● YOUR INSTRUCTIONS
Search the material below for the word "values". Copy every line that has it.

-------

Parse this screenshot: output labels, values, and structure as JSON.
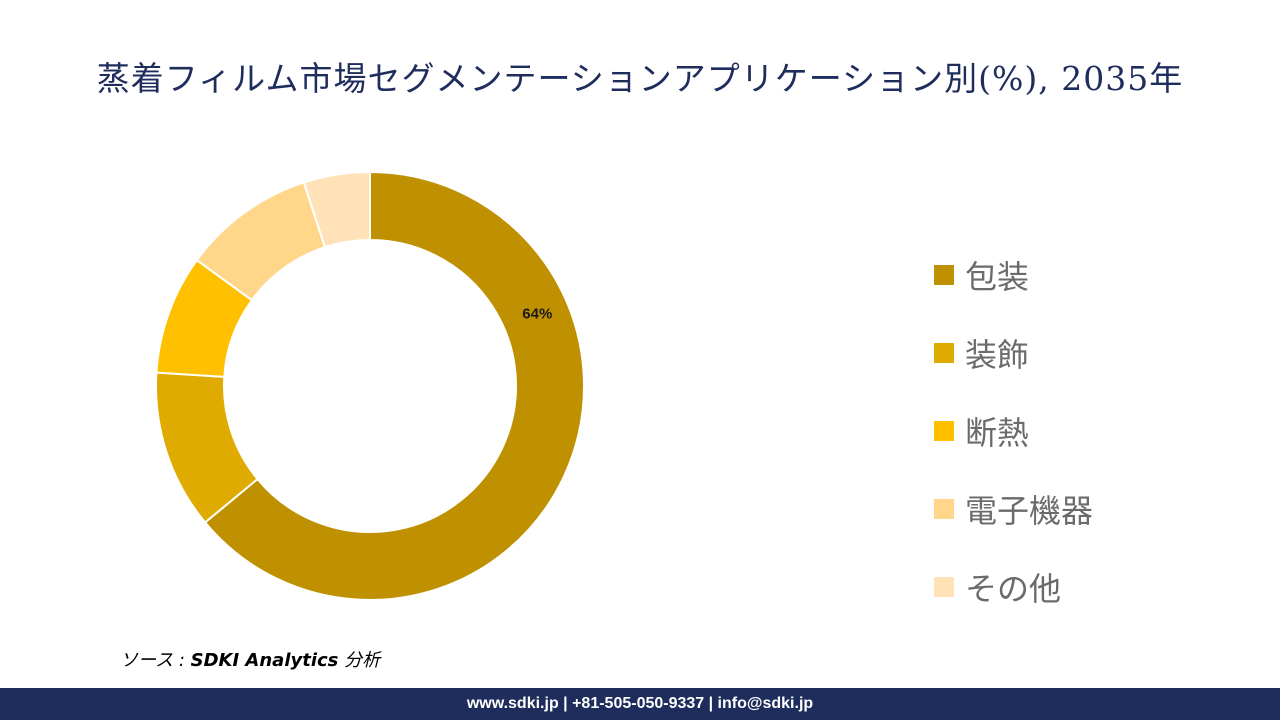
{
  "title": "蒸着フィルム市場セグメンテーションアプリケーション別(%), 2035年",
  "chart_data": {
    "type": "pie",
    "donut": true,
    "categories": [
      "包装",
      "装飾",
      "断熱",
      "電子機器",
      "その他"
    ],
    "values": [
      64,
      12,
      9,
      10,
      5
    ],
    "colors": [
      "#bf9000",
      "#dfab00",
      "#ffc000",
      "#ffd68a",
      "#ffe2b8"
    ],
    "data_labels": [
      "64%",
      "",
      "",
      "",
      ""
    ],
    "legend_position": "right"
  },
  "source": {
    "prefix": "ソース : ",
    "bold": "SDKI Analytics",
    "suffix": " 分析"
  },
  "footer": {
    "text": "www.sdki.jp | +81-505-050-9337 | info@sdki.jp"
  }
}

-------

● EXERCISE ANSWER
Parse this screenshot: output labels, values, and structure as JSON.
    "values": [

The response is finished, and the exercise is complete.